- _Directive_
Only lines with the word "data" are needed; collect each of them from the listing below.

- _Input_

=======

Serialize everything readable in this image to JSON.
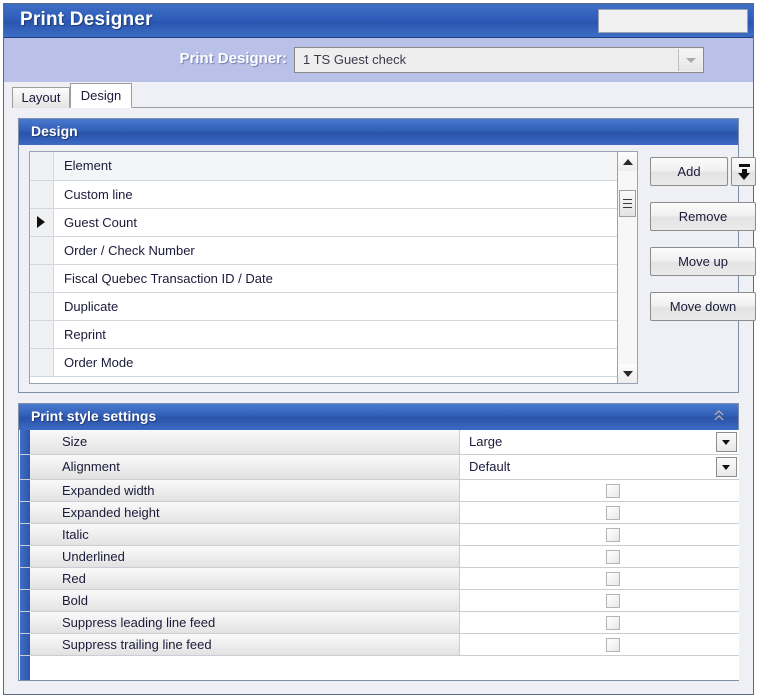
{
  "window": {
    "title": "Print Designer",
    "title_field_value": ""
  },
  "subheader": {
    "label": "Print Designer:",
    "combo_value": "1 TS Guest check",
    "combo_icon": "chevron-down-icon"
  },
  "tabs": [
    {
      "label": "Layout",
      "active": false
    },
    {
      "label": "Design",
      "active": true
    }
  ],
  "design_panel": {
    "title": "Design",
    "column_header": "Element",
    "rows": [
      {
        "label": "Custom line",
        "selected": false
      },
      {
        "label": "Guest Count",
        "selected": true
      },
      {
        "label": "Order / Check Number",
        "selected": false
      },
      {
        "label": "Fiscal Quebec Transaction ID / Date",
        "selected": false
      },
      {
        "label": "Duplicate",
        "selected": false
      },
      {
        "label": "Reprint",
        "selected": false
      },
      {
        "label": "Order Mode",
        "selected": false
      }
    ],
    "buttons": {
      "add": "Add",
      "add_dropdown_icon": "add-to-bottom-arrow-icon",
      "remove": "Remove",
      "move_up": "Move up",
      "move_down": "Move down"
    },
    "scrollbar": {
      "up_icon": "scroll-up-arrow-icon",
      "down_icon": "scroll-down-arrow-icon",
      "thumb_icon": "scroll-thumb-grip-icon"
    }
  },
  "settings_panel": {
    "title": "Print style settings",
    "collapse_icon": "chevron-double-up-icon",
    "collapse_glyph": "«",
    "rows": [
      {
        "name": "Size",
        "type": "dropdown",
        "value": "Large"
      },
      {
        "name": "Alignment",
        "type": "dropdown",
        "value": "Default"
      },
      {
        "name": "Expanded width",
        "type": "checkbox",
        "checked": false
      },
      {
        "name": "Expanded height",
        "type": "checkbox",
        "checked": false
      },
      {
        "name": "Italic",
        "type": "checkbox",
        "checked": false
      },
      {
        "name": "Underlined",
        "type": "checkbox",
        "checked": false
      },
      {
        "name": "Red",
        "type": "checkbox",
        "checked": false
      },
      {
        "name": "Bold",
        "type": "checkbox",
        "checked": false
      },
      {
        "name": "Suppress leading line feed",
        "type": "checkbox",
        "checked": false
      },
      {
        "name": "Suppress trailing line feed",
        "type": "checkbox",
        "checked": false
      }
    ]
  },
  "colors": {
    "title_blue": "#2f5ebb",
    "subheader_periwinkle": "#b9c1e9",
    "panel_background": "#eef0f5",
    "accent_bar": "#2a55ae",
    "collapse_chevron": "#b7b59a"
  }
}
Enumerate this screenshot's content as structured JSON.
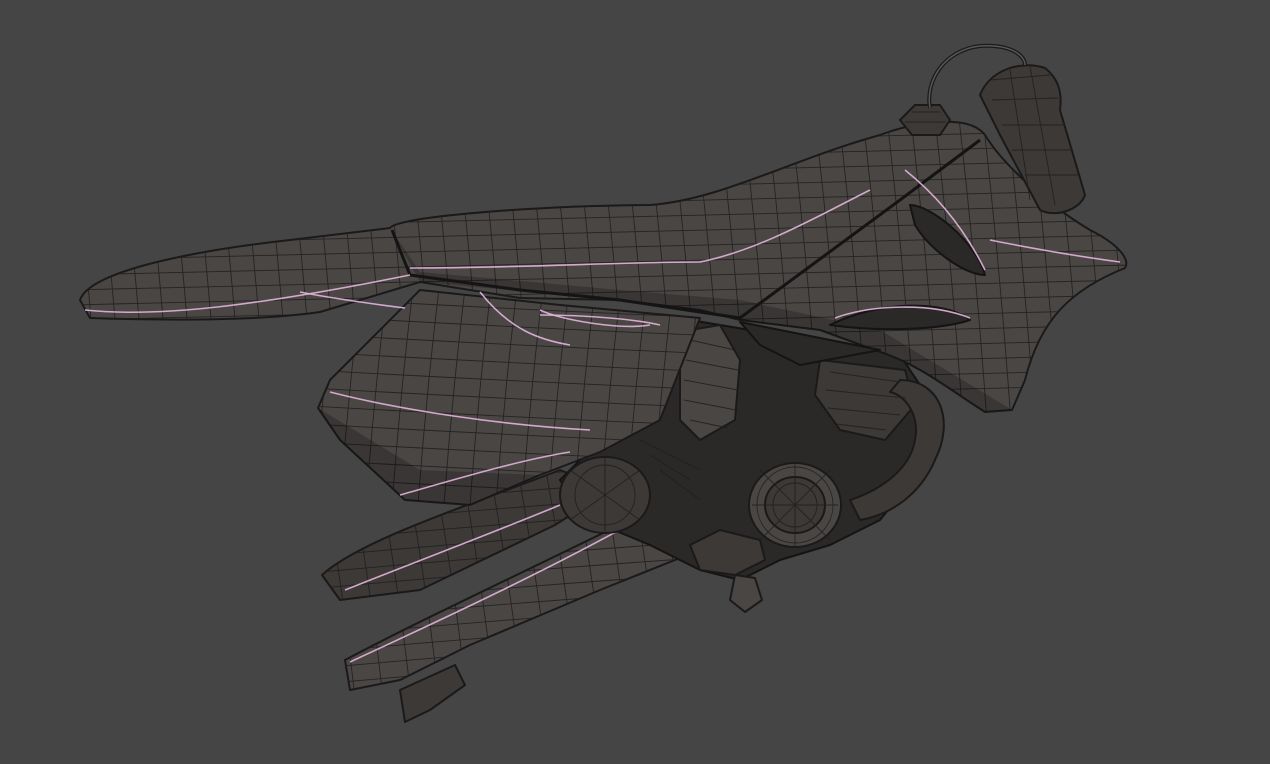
{
  "viewport": {
    "background_color": "#454545",
    "mesh_color": "#4a4644",
    "wire_color": "#1f1e1e",
    "seam_color": "#e2b4dc",
    "display_mode": "wireframe-on-shaded"
  }
}
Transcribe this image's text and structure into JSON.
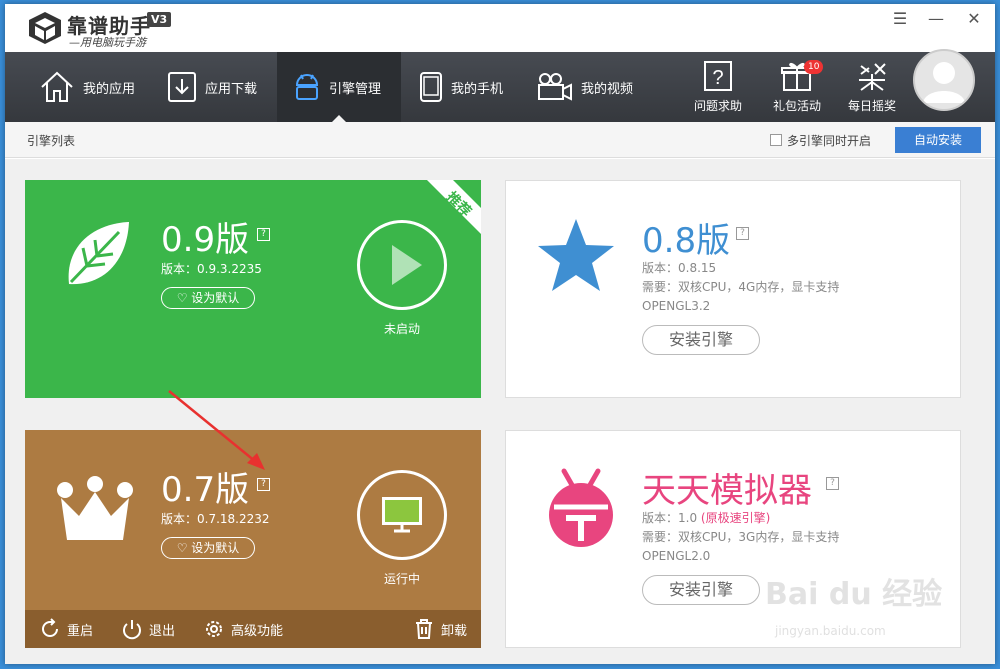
{
  "app": {
    "name": "靠谱助手",
    "version": "V3",
    "slogan": "—用电脑玩手游"
  },
  "window_controls": {
    "menu": "☰",
    "minimize": "—",
    "close": "✕"
  },
  "nav": {
    "items": [
      {
        "label": "我的应用",
        "icon": "home-icon"
      },
      {
        "label": "应用下载",
        "icon": "download-icon"
      },
      {
        "label": "引擎管理",
        "icon": "android-icon"
      },
      {
        "label": "我的手机",
        "icon": "phone-icon"
      },
      {
        "label": "我的视频",
        "icon": "video-icon"
      }
    ],
    "right": [
      {
        "label": "问题求助",
        "icon": "help-icon"
      },
      {
        "label": "礼包活动",
        "icon": "gift-icon",
        "badge": "10"
      },
      {
        "label": "每日摇奖",
        "icon": "lottery-icon"
      }
    ]
  },
  "subbar": {
    "title": "引擎列表",
    "multi_label": "多引擎同时开启",
    "auto_install": "自动安装"
  },
  "engines": {
    "e09": {
      "title": "0.9版",
      "version": "版本：0.9.3.2235",
      "default_btn": "设为默认",
      "status": "未启动",
      "ribbon": "推荐",
      "help": "?"
    },
    "e07": {
      "title": "0.7版",
      "version": "版本：0.7.18.2232",
      "default_btn": "设为默认",
      "status": "运行中",
      "help": "?",
      "footer": {
        "restart": "重启",
        "quit": "退出",
        "advanced": "高级功能",
        "uninstall": "卸载"
      }
    },
    "e08": {
      "title": "0.8版",
      "version": "版本：0.8.15",
      "require": "需要：双核CPU，4G内存，显卡支持",
      "opengl": "OPENGL3.2",
      "install": "安装引擎",
      "help": "?"
    },
    "tt": {
      "title": "天天模拟器",
      "version_prefix": "版本：1.0",
      "version_note": "(原极速引擎)",
      "require": "需要：双核CPU，3G内存，显卡支持",
      "opengl": "OPENGL2.0",
      "install": "安装引擎",
      "help": "?"
    }
  },
  "watermark": {
    "brand": "Bai du 经验",
    "url": "jingyan.baidu.com"
  },
  "colors": {
    "green": "#3bb64a",
    "brown": "#ad7b42",
    "blue_title": "#3f8fd2",
    "pink": "#e8457f",
    "accent": "#3a7fd3"
  }
}
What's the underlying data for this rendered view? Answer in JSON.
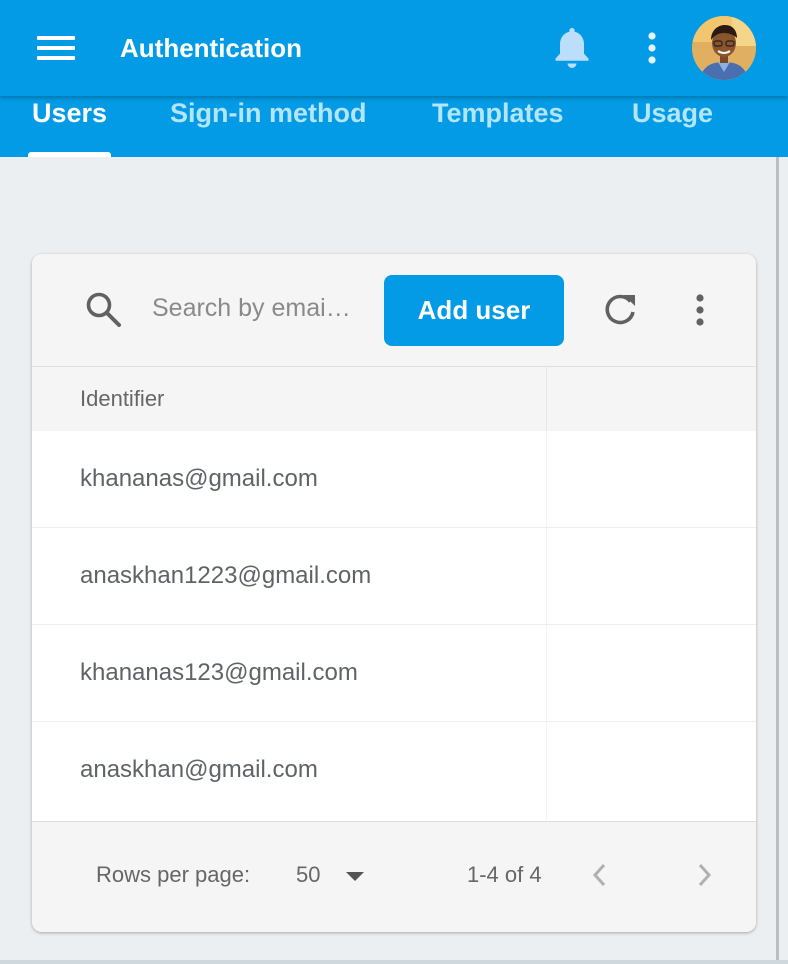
{
  "appbar": {
    "title": "Authentication",
    "colors": {
      "primary": "#039be5",
      "tab_inactive": "#b3e5fc"
    }
  },
  "tabs": [
    {
      "label": "Users",
      "active": true
    },
    {
      "label": "Sign-in method",
      "active": false
    },
    {
      "label": "Templates",
      "active": false
    },
    {
      "label": "Usage",
      "active": false
    }
  ],
  "toolbar": {
    "search_placeholder": "Search by emai…",
    "add_user_label": "Add user"
  },
  "table": {
    "columns": [
      "Identifier"
    ],
    "rows": [
      {
        "identifier": "khananas@gmail.com"
      },
      {
        "identifier": "anaskhan1223@gmail.com"
      },
      {
        "identifier": "khananas123@gmail.com"
      },
      {
        "identifier": "anaskhan@gmail.com"
      }
    ]
  },
  "pagination": {
    "rows_per_page_label": "Rows per page:",
    "rows_per_page_value": "50",
    "range_text": "1-4 of 4"
  },
  "icons": [
    "menu-icon",
    "bell-icon",
    "more-vert-icon",
    "avatar",
    "search-icon",
    "refresh-icon",
    "chevron-left-icon",
    "chevron-right-icon",
    "dropdown-arrow-icon"
  ]
}
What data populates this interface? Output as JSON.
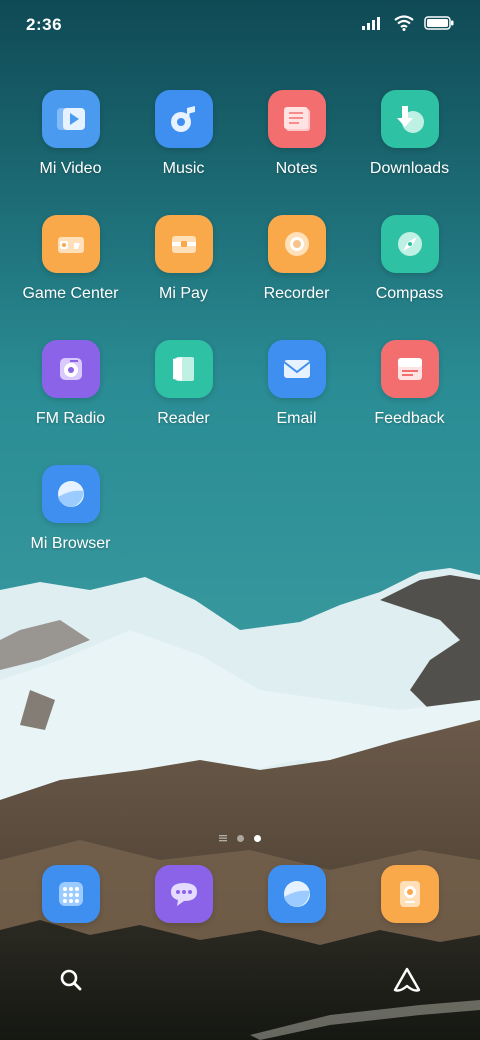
{
  "status_bar": {
    "time": "2:36",
    "icons": [
      "signal-icon",
      "wifi-icon",
      "battery-icon"
    ]
  },
  "home_grid": {
    "rows": [
      [
        {
          "label": "Mi Video",
          "icon": "mi-video-icon",
          "color": "#4a9bf0"
        },
        {
          "label": "Music",
          "icon": "music-icon",
          "color": "#3f8ff0"
        },
        {
          "label": "Notes",
          "icon": "notes-icon",
          "color": "#f36f6f"
        },
        {
          "label": "Downloads",
          "icon": "downloads-icon",
          "color": "#2fc1a3"
        }
      ],
      [
        {
          "label": "Game Center",
          "icon": "game-center-icon",
          "color": "#f9a84a"
        },
        {
          "label": "Mi Pay",
          "icon": "mi-pay-icon",
          "color": "#f9a84a"
        },
        {
          "label": "Recorder",
          "icon": "recorder-icon",
          "color": "#f9a84a"
        },
        {
          "label": "Compass",
          "icon": "compass-icon",
          "color": "#2fc1a3"
        }
      ],
      [
        {
          "label": "FM Radio",
          "icon": "fm-radio-icon",
          "color": "#8a63e8"
        },
        {
          "label": "Reader",
          "icon": "reader-icon",
          "color": "#2fc1a3"
        },
        {
          "label": "Email",
          "icon": "email-icon",
          "color": "#3f8ff0"
        },
        {
          "label": "Feedback",
          "icon": "feedback-icon",
          "color": "#f36f6f"
        }
      ],
      [
        {
          "label": "Mi Browser",
          "icon": "mi-browser-icon",
          "color": "#3f8ff0"
        }
      ]
    ]
  },
  "page_indicator": {
    "pages": 2,
    "current": 2
  },
  "dock": [
    {
      "icon": "phone-dialer-icon",
      "color": "#3f8ff0"
    },
    {
      "icon": "messaging-icon",
      "color": "#8a63e8"
    },
    {
      "icon": "browser-icon",
      "color": "#3f8ff0"
    },
    {
      "icon": "camera-icon",
      "color": "#f9a84a"
    }
  ],
  "search_bar": {
    "left_icon": "search-icon",
    "right_icon": "assistant-icon"
  }
}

=======

- _In response_
What's the underlying data for this rendered view? Answer in JSON.
What data populates this interface? Output as JSON.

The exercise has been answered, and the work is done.